■ Exercise aim
Can you quote the records below in full, word for word?

■ Information given
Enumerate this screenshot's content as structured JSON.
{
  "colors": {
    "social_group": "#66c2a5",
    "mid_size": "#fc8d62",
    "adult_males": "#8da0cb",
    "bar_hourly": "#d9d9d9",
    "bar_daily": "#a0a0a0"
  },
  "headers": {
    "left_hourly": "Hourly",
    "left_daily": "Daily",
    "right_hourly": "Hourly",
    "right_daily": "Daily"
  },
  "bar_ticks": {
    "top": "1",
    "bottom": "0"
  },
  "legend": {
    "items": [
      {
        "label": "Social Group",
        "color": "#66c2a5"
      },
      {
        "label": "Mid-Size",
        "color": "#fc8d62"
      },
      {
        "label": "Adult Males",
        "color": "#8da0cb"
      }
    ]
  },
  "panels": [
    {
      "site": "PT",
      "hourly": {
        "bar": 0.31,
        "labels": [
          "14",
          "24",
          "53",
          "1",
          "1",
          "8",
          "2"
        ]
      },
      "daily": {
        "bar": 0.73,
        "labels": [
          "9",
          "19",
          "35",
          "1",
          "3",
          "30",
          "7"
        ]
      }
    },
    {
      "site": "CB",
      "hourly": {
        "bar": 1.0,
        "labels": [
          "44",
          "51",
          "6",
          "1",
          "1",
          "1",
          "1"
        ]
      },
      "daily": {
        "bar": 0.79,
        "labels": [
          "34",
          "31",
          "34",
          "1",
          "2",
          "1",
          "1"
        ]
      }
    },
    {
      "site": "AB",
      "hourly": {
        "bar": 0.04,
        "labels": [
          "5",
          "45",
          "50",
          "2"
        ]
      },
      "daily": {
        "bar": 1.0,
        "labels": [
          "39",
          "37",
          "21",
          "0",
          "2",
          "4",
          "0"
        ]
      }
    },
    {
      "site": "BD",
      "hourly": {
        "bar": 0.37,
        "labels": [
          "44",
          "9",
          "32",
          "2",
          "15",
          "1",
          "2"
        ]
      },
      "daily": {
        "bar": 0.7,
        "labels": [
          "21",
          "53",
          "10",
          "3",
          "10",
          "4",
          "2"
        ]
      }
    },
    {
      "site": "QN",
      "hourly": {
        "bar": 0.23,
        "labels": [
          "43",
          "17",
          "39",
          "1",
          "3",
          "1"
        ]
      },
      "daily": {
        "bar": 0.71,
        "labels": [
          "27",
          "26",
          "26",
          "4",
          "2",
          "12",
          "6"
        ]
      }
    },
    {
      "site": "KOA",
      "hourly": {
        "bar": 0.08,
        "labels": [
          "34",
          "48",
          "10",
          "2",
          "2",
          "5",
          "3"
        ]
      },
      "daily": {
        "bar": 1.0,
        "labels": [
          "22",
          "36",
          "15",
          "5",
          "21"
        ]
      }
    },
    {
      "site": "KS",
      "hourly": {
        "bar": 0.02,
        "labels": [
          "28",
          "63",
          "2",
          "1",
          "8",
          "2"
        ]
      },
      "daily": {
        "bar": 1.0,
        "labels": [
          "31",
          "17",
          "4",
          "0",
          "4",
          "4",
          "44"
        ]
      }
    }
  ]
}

■ Full answer
Enumerate this screenshot's content as structured JSON.
{
  "colors": {
    "social_group": "#66c2a5",
    "mid_size": "#fc8d62",
    "adult_males": "#8da0cb",
    "bar_hourly": "#d9d9d9",
    "bar_daily": "#a0a0a0"
  },
  "headers": {
    "left_hourly": "Hourly",
    "left_daily": "Daily",
    "right_hourly": "Hourly",
    "right_daily": "Daily"
  },
  "bar_ticks": {
    "top": "1",
    "bottom": "0"
  },
  "legend": {
    "items": [
      {
        "label": "Social Group",
        "color": "#66c2a5"
      },
      {
        "label": "Mid-Size",
        "color": "#fc8d62"
      },
      {
        "label": "Adult Males",
        "color": "#8da0cb"
      }
    ]
  },
  "panels": [
    {
      "site": "PT",
      "hourly": {
        "bar": 0.31,
        "labels": [
          "14",
          "24",
          "53",
          "1",
          "1",
          "8",
          "2"
        ]
      },
      "daily": {
        "bar": 0.73,
        "labels": [
          "9",
          "19",
          "35",
          "1",
          "3",
          "30",
          "7"
        ]
      }
    },
    {
      "site": "CB",
      "hourly": {
        "bar": 1.0,
        "labels": [
          "44",
          "51",
          "6",
          "1",
          "1",
          "1",
          "1"
        ]
      },
      "daily": {
        "bar": 0.79,
        "labels": [
          "34",
          "31",
          "34",
          "1",
          "2",
          "1",
          "1"
        ]
      }
    },
    {
      "site": "AB",
      "hourly": {
        "bar": 0.04,
        "labels": [
          "5",
          "45",
          "50",
          "2"
        ]
      },
      "daily": {
        "bar": 1.0,
        "labels": [
          "39",
          "37",
          "21",
          "0",
          "2",
          "4",
          "0"
        ]
      }
    },
    {
      "site": "BD",
      "hourly": {
        "bar": 0.37,
        "labels": [
          "44",
          "9",
          "32",
          "2",
          "15",
          "1",
          "2"
        ]
      },
      "daily": {
        "bar": 0.7,
        "labels": [
          "21",
          "53",
          "10",
          "3",
          "10",
          "4",
          "2"
        ]
      }
    },
    {
      "site": "QN",
      "hourly": {
        "bar": 0.23,
        "labels": [
          "43",
          "17",
          "39",
          "1",
          "3",
          "1"
        ]
      },
      "daily": {
        "bar": 0.71,
        "labels": [
          "27",
          "26",
          "26",
          "4",
          "2",
          "12",
          "6"
        ]
      }
    },
    {
      "site": "KOA",
      "hourly": {
        "bar": 0.08,
        "labels": [
          "34",
          "48",
          "10",
          "2",
          "2",
          "5",
          "3"
        ]
      },
      "daily": {
        "bar": 1.0,
        "labels": [
          "22",
          "36",
          "15",
          "5",
          "21"
        ]
      }
    },
    {
      "site": "KS",
      "hourly": {
        "bar": 0.02,
        "labels": [
          "28",
          "63",
          "2",
          "1",
          "8",
          "2"
        ]
      },
      "daily": {
        "bar": 1.0,
        "labels": [
          "31",
          "17",
          "4",
          "0",
          "4",
          "4",
          "44"
        ]
      }
    }
  ]
}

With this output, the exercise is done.